→ **Requirements**: Repeat the lines that follow, leaving nothing out.

Entries from a dataset:
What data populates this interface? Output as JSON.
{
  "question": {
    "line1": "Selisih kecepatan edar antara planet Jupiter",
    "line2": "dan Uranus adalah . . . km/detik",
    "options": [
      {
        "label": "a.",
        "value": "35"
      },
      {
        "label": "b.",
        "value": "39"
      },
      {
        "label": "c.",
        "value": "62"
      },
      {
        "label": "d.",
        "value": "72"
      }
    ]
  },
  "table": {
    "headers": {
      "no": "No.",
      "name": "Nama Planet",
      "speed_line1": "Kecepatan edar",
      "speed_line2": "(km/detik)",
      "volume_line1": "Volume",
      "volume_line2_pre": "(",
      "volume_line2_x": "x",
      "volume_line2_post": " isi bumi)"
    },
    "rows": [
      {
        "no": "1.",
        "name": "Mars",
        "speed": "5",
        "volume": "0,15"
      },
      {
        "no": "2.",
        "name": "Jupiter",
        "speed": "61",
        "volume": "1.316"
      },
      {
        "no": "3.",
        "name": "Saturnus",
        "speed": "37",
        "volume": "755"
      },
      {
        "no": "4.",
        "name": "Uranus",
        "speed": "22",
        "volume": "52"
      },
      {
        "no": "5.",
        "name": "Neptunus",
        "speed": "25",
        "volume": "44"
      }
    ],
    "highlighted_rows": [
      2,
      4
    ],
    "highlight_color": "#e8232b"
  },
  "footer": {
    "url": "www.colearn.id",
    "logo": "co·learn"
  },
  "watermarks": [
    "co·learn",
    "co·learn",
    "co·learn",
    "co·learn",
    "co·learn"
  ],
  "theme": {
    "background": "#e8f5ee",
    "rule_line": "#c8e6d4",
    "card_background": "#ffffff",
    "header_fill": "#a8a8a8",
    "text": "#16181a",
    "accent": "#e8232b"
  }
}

→ **The answer**:
What data populates this interface? Output as JSON.
{
  "question": {
    "line1": "Selisih kecepatan edar antara planet Jupiter",
    "line2": "dan Uranus adalah . . . km/detik",
    "options": [
      {
        "label": "a.",
        "value": "35"
      },
      {
        "label": "b.",
        "value": "39"
      },
      {
        "label": "c.",
        "value": "62"
      },
      {
        "label": "d.",
        "value": "72"
      }
    ]
  },
  "table": {
    "headers": {
      "no": "No.",
      "name": "Nama Planet",
      "speed_line1": "Kecepatan edar",
      "speed_line2": "(km/detik)",
      "volume_line1": "Volume",
      "volume_line2_pre": "(",
      "volume_line2_x": "x",
      "volume_line2_post": " isi bumi)"
    },
    "rows": [
      {
        "no": "1.",
        "name": "Mars",
        "speed": "5",
        "volume": "0,15"
      },
      {
        "no": "2.",
        "name": "Jupiter",
        "speed": "61",
        "volume": "1.316"
      },
      {
        "no": "3.",
        "name": "Saturnus",
        "speed": "37",
        "volume": "755"
      },
      {
        "no": "4.",
        "name": "Uranus",
        "speed": "22",
        "volume": "52"
      },
      {
        "no": "5.",
        "name": "Neptunus",
        "speed": "25",
        "volume": "44"
      }
    ],
    "highlighted_rows": [
      2,
      4
    ],
    "highlight_color": "#e8232b"
  },
  "footer": {
    "url": "www.colearn.id",
    "logo": "co·learn"
  },
  "watermarks": [
    "co·learn",
    "co·learn",
    "co·learn",
    "co·learn",
    "co·learn"
  ],
  "theme": {
    "background": "#e8f5ee",
    "rule_line": "#c8e6d4",
    "card_background": "#ffffff",
    "header_fill": "#a8a8a8",
    "text": "#16181a",
    "accent": "#e8232b"
  }
}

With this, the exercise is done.